Excerpt from a dataset:
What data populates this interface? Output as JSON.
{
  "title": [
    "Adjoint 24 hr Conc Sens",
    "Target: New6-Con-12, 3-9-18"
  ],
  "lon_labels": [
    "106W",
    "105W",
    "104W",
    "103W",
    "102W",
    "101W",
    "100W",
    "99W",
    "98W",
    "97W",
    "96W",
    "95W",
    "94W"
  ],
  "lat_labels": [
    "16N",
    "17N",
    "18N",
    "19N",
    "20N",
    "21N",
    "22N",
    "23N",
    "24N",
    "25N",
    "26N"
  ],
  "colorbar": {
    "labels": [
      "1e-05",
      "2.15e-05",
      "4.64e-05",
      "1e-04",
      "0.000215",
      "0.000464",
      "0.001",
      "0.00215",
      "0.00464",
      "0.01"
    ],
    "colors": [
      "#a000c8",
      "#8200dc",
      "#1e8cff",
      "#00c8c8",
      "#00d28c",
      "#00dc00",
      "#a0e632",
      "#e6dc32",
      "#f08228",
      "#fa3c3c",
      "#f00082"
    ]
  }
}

...

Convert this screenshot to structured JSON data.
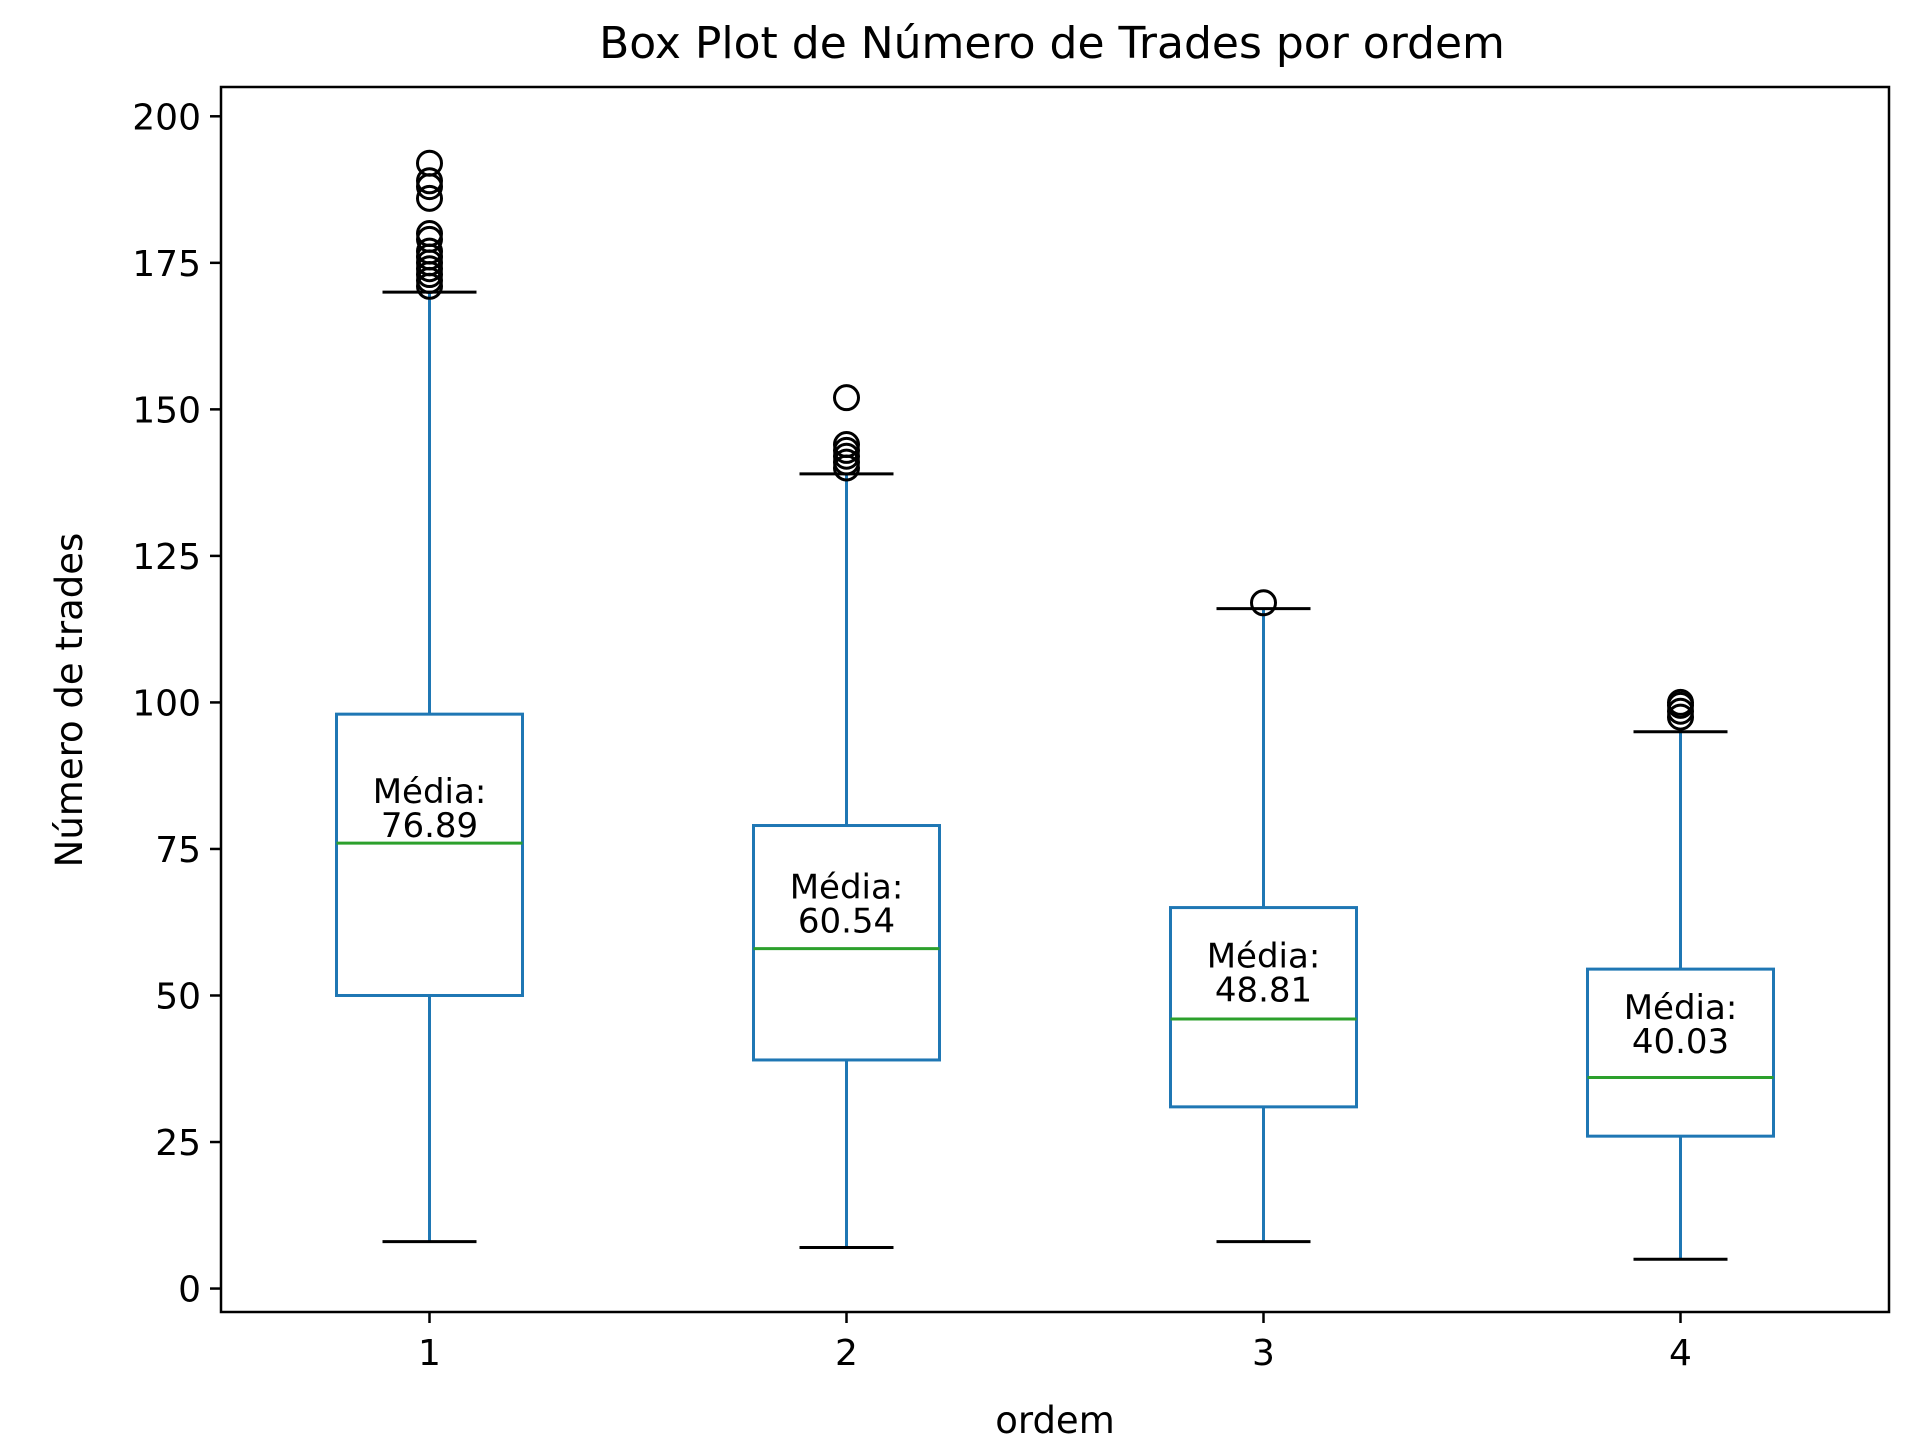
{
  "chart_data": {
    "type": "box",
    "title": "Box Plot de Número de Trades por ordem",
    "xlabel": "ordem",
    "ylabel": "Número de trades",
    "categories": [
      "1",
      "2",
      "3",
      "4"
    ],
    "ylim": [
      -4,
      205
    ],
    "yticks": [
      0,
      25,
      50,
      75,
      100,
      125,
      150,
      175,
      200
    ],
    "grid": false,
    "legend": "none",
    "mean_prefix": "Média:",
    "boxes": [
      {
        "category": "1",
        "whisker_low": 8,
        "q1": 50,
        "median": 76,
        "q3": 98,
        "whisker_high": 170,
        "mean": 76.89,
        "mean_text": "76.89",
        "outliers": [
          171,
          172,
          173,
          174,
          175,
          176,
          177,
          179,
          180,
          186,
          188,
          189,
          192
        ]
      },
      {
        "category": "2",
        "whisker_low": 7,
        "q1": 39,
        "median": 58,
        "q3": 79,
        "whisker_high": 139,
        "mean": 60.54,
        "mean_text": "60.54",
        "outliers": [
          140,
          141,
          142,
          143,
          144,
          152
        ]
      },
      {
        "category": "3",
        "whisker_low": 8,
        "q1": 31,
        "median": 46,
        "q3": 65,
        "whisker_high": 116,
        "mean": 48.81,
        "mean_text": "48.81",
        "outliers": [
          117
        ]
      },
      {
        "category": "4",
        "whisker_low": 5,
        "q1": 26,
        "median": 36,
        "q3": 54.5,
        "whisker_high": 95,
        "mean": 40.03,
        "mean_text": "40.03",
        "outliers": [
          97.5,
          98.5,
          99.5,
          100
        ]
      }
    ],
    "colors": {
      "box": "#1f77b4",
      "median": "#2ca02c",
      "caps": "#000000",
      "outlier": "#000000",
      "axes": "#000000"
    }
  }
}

Written problem: Identify all lines where the word "Número" shows up. Copy them.

Output below:
    "title": "Box Plot de Número de Trades por ordem",
    "ylabel": "Número de trades",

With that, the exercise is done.